■ Description of the task: Omit all pictures. Quote only the lines from the one with "Transcribe this image's" through the end of the material below.

Entries from a dataset
# # # #

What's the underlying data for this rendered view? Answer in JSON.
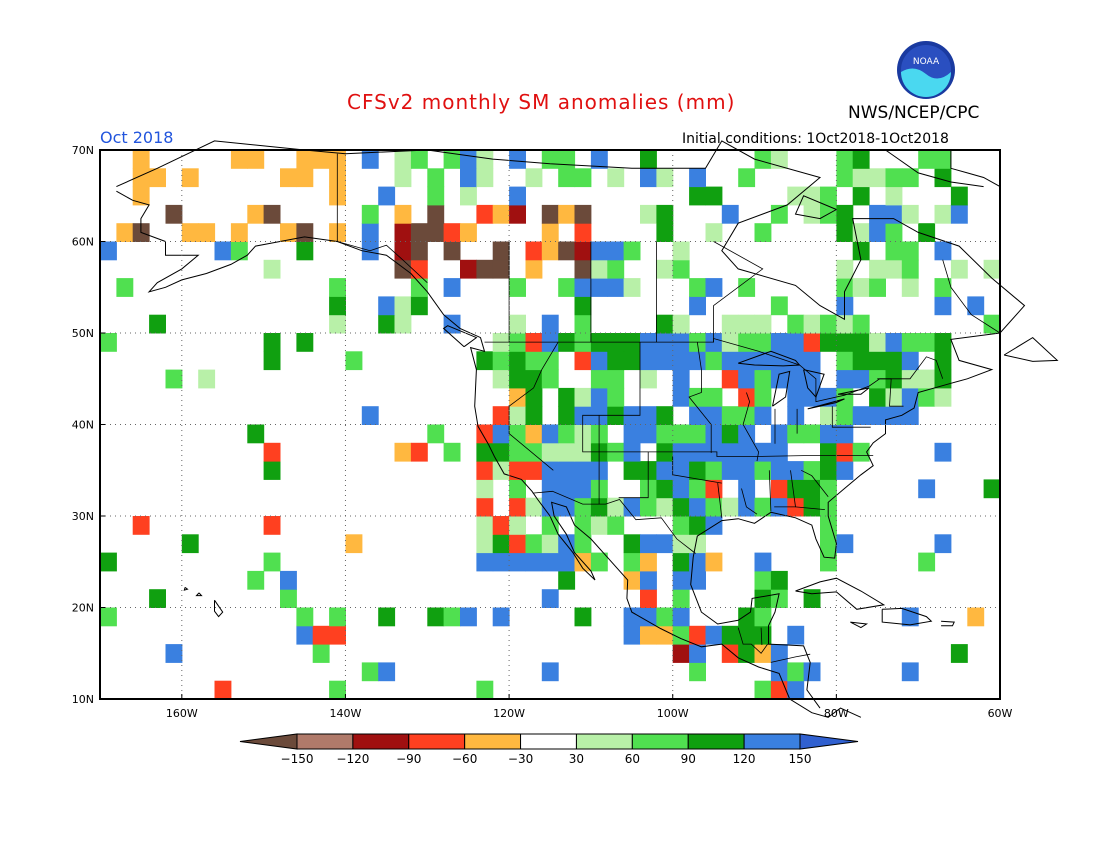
{
  "header": {
    "title": "CFSv2 monthly SM anomalies (mm)",
    "month": "Oct 2018",
    "agency": "NWS/NCEP/CPC",
    "logo_text": "NOAA",
    "initial_conditions": "Initial conditions: 1Oct2018-1Oct2018"
  },
  "map": {
    "lat_labels": [
      "70N",
      "60N",
      "50N",
      "40N",
      "30N",
      "20N",
      "10N"
    ],
    "lon_labels": [
      "160W",
      "140W",
      "120W",
      "100W",
      "80W",
      "60W"
    ],
    "lat_range": [
      10,
      70
    ],
    "lon_range": [
      -170,
      -60
    ]
  },
  "legend": {
    "labels": [
      "-150",
      "-120",
      "-90",
      "-60",
      "-30",
      "30",
      "60",
      "90",
      "120",
      "150"
    ],
    "colors": [
      "#6b4a3a",
      "#b07a6a",
      "#a01010",
      "#ff4020",
      "#ffb840",
      "#ffffff",
      "#b8f0a8",
      "#50e050",
      "#10a010",
      "#3a80e0",
      "#3060d0"
    ]
  },
  "colors": {
    "title": "#e01010",
    "month": "#2255dd"
  }
}
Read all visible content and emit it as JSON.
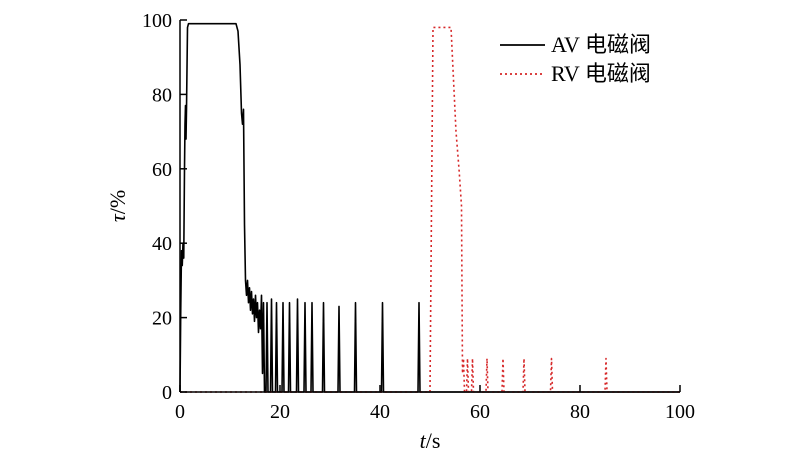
{
  "chart_data": {
    "type": "line",
    "xlabel_var": "t",
    "xlabel_unit": "/s",
    "ylabel_var": "τ",
    "ylabel_unit": "/%",
    "xlim": [
      0,
      100
    ],
    "ylim": [
      0,
      100
    ],
    "xticks": [
      0,
      20,
      40,
      60,
      80,
      100
    ],
    "yticks": [
      0,
      20,
      40,
      60,
      80,
      100
    ],
    "xtick_labels": [
      "0",
      "20",
      "40",
      "60",
      "80",
      "100"
    ],
    "ytick_labels": [
      "0",
      "20",
      "40",
      "60",
      "80",
      "100"
    ],
    "grid": false,
    "legend_position": "top-right",
    "series": [
      {
        "name": "AV 电磁阀",
        "color": "#000000",
        "style": "solid",
        "points": [
          [
            0.0,
            0
          ],
          [
            0.15,
            22
          ],
          [
            0.3,
            38
          ],
          [
            0.45,
            34
          ],
          [
            0.6,
            40
          ],
          [
            0.75,
            36
          ],
          [
            0.9,
            60
          ],
          [
            1.0,
            72
          ],
          [
            1.1,
            77
          ],
          [
            1.2,
            68
          ],
          [
            1.3,
            76
          ],
          [
            1.5,
            98
          ],
          [
            1.7,
            99
          ],
          [
            3,
            99
          ],
          [
            6,
            99
          ],
          [
            9,
            99
          ],
          [
            11.2,
            99
          ],
          [
            11.6,
            97
          ],
          [
            12.0,
            88
          ],
          [
            12.3,
            75
          ],
          [
            12.5,
            72
          ],
          [
            12.7,
            76
          ],
          [
            12.9,
            45
          ],
          [
            13.1,
            30
          ],
          [
            13.3,
            26
          ],
          [
            13.5,
            30
          ],
          [
            13.7,
            24
          ],
          [
            13.9,
            28
          ],
          [
            14.1,
            22
          ],
          [
            14.3,
            27
          ],
          [
            14.5,
            21
          ],
          [
            14.7,
            25
          ],
          [
            14.9,
            19
          ],
          [
            15.1,
            26
          ],
          [
            15.3,
            20
          ],
          [
            15.5,
            24
          ],
          [
            15.7,
            16
          ],
          [
            15.9,
            22
          ],
          [
            16.1,
            17
          ],
          [
            16.3,
            26
          ],
          [
            16.5,
            5
          ],
          [
            16.7,
            24
          ],
          [
            16.9,
            0
          ],
          [
            17.2,
            0
          ],
          [
            17.4,
            24
          ],
          [
            17.6,
            0
          ],
          [
            18.1,
            0
          ],
          [
            18.3,
            25
          ],
          [
            18.5,
            0
          ],
          [
            19.1,
            0
          ],
          [
            19.3,
            24
          ],
          [
            19.5,
            0
          ],
          [
            20.4,
            0
          ],
          [
            20.6,
            24
          ],
          [
            20.8,
            0
          ],
          [
            21.7,
            0
          ],
          [
            21.9,
            24
          ],
          [
            22.1,
            0
          ],
          [
            23.3,
            0
          ],
          [
            23.5,
            25
          ],
          [
            23.7,
            0
          ],
          [
            24.8,
            0
          ],
          [
            25.0,
            24
          ],
          [
            25.2,
            0
          ],
          [
            26.2,
            0
          ],
          [
            26.4,
            24
          ],
          [
            26.6,
            0
          ],
          [
            28.5,
            0
          ],
          [
            28.7,
            24
          ],
          [
            28.9,
            0
          ],
          [
            31.6,
            0
          ],
          [
            31.8,
            23
          ],
          [
            32.0,
            0
          ],
          [
            34.9,
            0
          ],
          [
            35.1,
            24
          ],
          [
            35.3,
            0
          ],
          [
            40.3,
            0
          ],
          [
            40.5,
            24
          ],
          [
            40.7,
            0
          ],
          [
            47.6,
            0
          ],
          [
            47.8,
            24
          ],
          [
            48.0,
            0
          ],
          [
            100,
            0
          ]
        ]
      },
      {
        "name": "RV 电磁阀",
        "color": "#d62728",
        "style": "dotted",
        "points": [
          [
            0,
            0
          ],
          [
            50.0,
            0
          ],
          [
            50.6,
            98
          ],
          [
            54.2,
            98
          ],
          [
            55.2,
            70
          ],
          [
            55.8,
            60
          ],
          [
            56.3,
            50
          ],
          [
            56.5,
            5
          ],
          [
            56.7,
            9
          ],
          [
            56.9,
            0
          ],
          [
            57.3,
            0
          ],
          [
            57.5,
            9
          ],
          [
            57.7,
            0
          ],
          [
            58.3,
            0
          ],
          [
            58.5,
            9
          ],
          [
            58.7,
            0
          ],
          [
            61.2,
            0
          ],
          [
            61.4,
            9
          ],
          [
            61.6,
            0
          ],
          [
            64.4,
            0
          ],
          [
            64.6,
            9
          ],
          [
            64.8,
            0
          ],
          [
            68.6,
            0
          ],
          [
            68.8,
            9
          ],
          [
            69.0,
            0
          ],
          [
            74.1,
            0
          ],
          [
            74.3,
            9
          ],
          [
            74.5,
            0
          ],
          [
            85.0,
            0
          ],
          [
            85.2,
            9
          ],
          [
            85.4,
            0
          ],
          [
            100,
            0
          ]
        ]
      }
    ]
  }
}
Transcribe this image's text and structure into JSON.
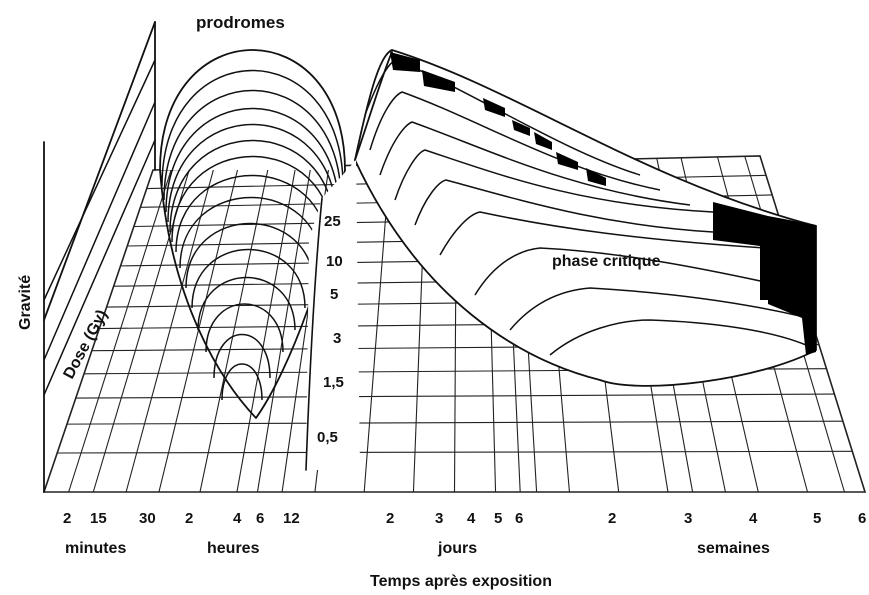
{
  "labels": {
    "prodromes": "prodromes",
    "phase_critique": "phase critique",
    "gravite": "Gravité",
    "dose": "Dose (Gy)",
    "x_axis_title": "Temps après exposition"
  },
  "dose_ticks": [
    "25",
    "10",
    "5",
    "3",
    "1,5",
    "0,5"
  ],
  "time_ticks": {
    "minutes": [
      "2",
      "15",
      "30"
    ],
    "heures": [
      "2",
      "4",
      "6",
      "12"
    ],
    "jours": [
      "2",
      "3",
      "4",
      "5",
      "6"
    ],
    "semaines": [
      "2",
      "3",
      "4",
      "5",
      "6"
    ]
  },
  "time_units": {
    "minutes": "minutes",
    "heures": "heures",
    "jours": "jours",
    "semaines": "semaines"
  },
  "colors": {
    "ink": "#111111",
    "background": "#ffffff"
  }
}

# # # #

■ Result for this task:
Transcribe this image's text and structure into JSON.
{
  "labels": {
    "prodromes": "prodromes",
    "phase_critique": "phase critique",
    "gravite": "Gravité",
    "dose": "Dose (Gy)",
    "x_axis_title": "Temps après exposition"
  },
  "dose_ticks": [
    "25",
    "10",
    "5",
    "3",
    "1,5",
    "0,5"
  ],
  "time_ticks": {
    "minutes": [
      "2",
      "15",
      "30"
    ],
    "heures": [
      "2",
      "4",
      "6",
      "12"
    ],
    "jours": [
      "2",
      "3",
      "4",
      "5",
      "6"
    ],
    "semaines": [
      "2",
      "3",
      "4",
      "5",
      "6"
    ]
  },
  "time_units": {
    "minutes": "minutes",
    "heures": "heures",
    "jours": "jours",
    "semaines": "semaines"
  },
  "colors": {
    "ink": "#111111",
    "background": "#ffffff"
  }
}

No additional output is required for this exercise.